Short problem → Update the entries from the first one through the line containing "gear-icon[interactable] bbox=[426, 98, 466, 138]" by replacing "upgrade-cost" with "upgrade-price", leaving everything else unchanged, and return only those lines.

Records for this task →
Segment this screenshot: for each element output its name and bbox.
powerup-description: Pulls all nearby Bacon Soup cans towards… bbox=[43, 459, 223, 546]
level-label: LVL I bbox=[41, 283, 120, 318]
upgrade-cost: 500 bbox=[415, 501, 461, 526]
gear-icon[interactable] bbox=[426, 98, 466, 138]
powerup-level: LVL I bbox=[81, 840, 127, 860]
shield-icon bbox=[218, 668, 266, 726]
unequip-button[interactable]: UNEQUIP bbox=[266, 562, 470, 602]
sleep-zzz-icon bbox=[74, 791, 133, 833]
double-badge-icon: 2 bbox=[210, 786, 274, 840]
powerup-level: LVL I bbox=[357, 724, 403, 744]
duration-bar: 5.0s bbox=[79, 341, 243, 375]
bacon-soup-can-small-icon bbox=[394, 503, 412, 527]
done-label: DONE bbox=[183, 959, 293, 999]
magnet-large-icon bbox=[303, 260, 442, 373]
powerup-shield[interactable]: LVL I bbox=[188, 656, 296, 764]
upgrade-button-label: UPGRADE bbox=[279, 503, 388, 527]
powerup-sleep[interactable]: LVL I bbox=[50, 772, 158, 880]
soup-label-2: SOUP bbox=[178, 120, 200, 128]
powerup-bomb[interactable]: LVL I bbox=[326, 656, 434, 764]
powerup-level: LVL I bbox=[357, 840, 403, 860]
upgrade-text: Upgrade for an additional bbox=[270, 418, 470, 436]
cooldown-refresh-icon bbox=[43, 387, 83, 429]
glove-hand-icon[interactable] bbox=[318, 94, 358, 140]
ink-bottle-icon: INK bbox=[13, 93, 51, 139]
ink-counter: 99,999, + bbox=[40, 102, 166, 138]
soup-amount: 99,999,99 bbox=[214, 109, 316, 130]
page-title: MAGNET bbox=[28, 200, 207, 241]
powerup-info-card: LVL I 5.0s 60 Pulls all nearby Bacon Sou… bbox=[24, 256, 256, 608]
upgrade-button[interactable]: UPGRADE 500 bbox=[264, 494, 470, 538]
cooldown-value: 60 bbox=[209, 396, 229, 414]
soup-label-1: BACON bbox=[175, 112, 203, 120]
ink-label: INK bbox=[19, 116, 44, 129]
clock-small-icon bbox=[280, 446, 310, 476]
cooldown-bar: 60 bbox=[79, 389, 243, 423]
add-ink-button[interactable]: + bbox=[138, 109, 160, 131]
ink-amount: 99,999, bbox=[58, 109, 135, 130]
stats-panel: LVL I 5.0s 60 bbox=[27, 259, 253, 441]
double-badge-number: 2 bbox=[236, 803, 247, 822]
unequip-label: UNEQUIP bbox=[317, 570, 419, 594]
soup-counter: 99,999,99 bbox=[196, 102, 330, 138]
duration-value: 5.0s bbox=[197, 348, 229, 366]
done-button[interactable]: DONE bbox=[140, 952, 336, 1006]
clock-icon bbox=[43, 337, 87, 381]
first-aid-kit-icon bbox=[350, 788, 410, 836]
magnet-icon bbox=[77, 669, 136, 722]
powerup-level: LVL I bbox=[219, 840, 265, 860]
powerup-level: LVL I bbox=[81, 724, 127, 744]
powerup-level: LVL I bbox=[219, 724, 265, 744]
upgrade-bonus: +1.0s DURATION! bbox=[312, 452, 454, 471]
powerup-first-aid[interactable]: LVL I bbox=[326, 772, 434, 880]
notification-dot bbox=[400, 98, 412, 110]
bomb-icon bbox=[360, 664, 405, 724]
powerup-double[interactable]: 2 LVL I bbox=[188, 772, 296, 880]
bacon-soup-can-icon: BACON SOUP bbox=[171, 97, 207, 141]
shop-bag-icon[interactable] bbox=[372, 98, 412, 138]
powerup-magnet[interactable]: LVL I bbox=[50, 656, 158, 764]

Exercise output →
Segment this screenshot: for each element output its name and bbox.
powerup-description: Pulls all nearby Bacon Soup cans towards… bbox=[43, 459, 223, 546]
level-label: LVL I bbox=[41, 283, 120, 318]
upgrade-price: 500 bbox=[415, 501, 461, 526]
gear-icon[interactable] bbox=[426, 98, 466, 138]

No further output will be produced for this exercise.